DATA EXTRACT =
───

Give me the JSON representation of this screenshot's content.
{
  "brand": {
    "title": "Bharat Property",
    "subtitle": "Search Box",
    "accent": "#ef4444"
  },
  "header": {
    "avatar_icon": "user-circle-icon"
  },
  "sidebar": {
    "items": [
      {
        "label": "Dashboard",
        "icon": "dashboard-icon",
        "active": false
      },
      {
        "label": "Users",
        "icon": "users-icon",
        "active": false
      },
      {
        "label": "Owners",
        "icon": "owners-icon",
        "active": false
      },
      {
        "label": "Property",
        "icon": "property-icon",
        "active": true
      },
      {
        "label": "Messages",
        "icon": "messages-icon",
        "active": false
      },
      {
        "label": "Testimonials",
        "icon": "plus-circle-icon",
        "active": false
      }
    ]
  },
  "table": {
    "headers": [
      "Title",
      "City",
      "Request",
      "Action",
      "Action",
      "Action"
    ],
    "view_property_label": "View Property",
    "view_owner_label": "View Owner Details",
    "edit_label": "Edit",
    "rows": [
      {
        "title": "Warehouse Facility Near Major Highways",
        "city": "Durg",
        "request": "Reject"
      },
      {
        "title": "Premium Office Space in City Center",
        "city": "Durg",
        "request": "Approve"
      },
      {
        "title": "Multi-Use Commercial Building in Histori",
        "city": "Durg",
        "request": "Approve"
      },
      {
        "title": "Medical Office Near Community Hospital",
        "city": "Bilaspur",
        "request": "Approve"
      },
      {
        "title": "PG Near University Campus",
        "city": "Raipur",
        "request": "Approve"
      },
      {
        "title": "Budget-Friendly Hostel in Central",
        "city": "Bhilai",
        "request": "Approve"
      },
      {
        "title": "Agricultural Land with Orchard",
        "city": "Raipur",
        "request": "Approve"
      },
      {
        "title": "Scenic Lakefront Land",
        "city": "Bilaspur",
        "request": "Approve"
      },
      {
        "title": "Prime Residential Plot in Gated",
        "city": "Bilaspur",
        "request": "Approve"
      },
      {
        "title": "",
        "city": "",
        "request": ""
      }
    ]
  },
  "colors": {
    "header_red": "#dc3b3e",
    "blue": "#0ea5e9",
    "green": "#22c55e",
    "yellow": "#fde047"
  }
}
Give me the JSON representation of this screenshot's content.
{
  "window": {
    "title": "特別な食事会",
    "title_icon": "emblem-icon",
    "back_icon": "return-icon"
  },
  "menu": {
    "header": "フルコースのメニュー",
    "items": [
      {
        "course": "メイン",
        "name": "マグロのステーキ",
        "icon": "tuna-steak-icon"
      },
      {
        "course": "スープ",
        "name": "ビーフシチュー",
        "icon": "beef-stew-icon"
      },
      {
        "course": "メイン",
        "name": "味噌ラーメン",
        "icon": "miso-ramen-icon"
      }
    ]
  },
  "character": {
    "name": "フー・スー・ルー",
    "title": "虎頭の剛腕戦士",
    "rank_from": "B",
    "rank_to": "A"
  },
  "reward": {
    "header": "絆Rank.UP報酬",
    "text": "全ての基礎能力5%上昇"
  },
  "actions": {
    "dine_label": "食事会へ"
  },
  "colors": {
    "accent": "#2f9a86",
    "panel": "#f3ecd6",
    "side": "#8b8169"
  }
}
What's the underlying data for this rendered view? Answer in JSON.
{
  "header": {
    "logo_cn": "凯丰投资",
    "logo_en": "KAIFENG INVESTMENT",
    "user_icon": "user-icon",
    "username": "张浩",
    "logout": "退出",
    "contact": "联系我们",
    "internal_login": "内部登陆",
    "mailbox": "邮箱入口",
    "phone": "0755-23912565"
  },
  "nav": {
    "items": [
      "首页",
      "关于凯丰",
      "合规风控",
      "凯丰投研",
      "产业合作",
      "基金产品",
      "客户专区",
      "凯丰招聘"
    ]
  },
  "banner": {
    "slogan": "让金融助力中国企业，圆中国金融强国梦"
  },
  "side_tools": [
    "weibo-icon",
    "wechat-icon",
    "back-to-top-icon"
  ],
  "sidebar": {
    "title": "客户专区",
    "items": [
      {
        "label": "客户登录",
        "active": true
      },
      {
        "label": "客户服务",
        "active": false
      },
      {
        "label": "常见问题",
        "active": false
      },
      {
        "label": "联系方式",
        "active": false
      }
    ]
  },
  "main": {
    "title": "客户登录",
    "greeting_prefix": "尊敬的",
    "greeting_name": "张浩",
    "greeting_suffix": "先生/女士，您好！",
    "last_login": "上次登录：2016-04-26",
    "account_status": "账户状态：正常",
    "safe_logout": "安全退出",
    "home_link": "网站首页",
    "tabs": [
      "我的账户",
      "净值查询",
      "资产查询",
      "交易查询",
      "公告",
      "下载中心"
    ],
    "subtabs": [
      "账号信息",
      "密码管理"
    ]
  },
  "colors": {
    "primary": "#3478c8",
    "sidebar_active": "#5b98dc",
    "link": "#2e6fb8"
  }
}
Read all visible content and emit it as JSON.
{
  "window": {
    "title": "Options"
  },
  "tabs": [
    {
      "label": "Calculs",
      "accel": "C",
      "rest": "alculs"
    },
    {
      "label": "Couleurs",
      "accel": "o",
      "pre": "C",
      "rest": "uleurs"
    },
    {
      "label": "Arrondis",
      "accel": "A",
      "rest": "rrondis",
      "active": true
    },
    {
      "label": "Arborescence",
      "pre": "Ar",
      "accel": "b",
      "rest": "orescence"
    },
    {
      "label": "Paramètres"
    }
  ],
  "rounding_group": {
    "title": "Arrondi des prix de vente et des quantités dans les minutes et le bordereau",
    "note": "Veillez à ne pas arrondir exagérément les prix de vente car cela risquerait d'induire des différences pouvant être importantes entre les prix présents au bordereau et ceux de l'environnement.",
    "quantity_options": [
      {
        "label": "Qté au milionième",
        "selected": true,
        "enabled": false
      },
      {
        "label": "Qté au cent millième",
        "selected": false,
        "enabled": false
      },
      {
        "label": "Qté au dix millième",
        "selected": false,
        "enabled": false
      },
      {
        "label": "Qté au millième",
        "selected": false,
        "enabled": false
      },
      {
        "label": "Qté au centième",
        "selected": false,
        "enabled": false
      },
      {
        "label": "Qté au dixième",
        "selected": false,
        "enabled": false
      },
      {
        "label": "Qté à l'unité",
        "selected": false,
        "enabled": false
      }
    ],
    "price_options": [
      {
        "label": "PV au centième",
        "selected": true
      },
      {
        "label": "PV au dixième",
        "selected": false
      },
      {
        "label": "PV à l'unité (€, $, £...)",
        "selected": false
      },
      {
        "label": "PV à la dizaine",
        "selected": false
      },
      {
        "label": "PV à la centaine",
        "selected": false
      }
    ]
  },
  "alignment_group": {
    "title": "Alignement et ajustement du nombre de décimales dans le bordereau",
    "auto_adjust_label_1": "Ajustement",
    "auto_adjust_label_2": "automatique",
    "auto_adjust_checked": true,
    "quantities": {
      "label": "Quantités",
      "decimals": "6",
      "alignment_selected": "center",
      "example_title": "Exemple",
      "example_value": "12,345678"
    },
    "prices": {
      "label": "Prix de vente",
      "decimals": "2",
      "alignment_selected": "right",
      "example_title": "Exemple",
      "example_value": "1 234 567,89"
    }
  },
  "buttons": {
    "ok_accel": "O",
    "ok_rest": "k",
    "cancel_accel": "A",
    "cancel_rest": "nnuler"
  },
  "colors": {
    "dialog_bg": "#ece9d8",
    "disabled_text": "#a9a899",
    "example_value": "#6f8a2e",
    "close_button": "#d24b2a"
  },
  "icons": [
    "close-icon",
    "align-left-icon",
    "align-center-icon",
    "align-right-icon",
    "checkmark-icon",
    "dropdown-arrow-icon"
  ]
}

───

EXERCISE AIM = Look through the data above. Copy every line with the string "right" in it.

COMPLETE OUTPUT =
      "alignment_selected": "right",
    "align-right-icon",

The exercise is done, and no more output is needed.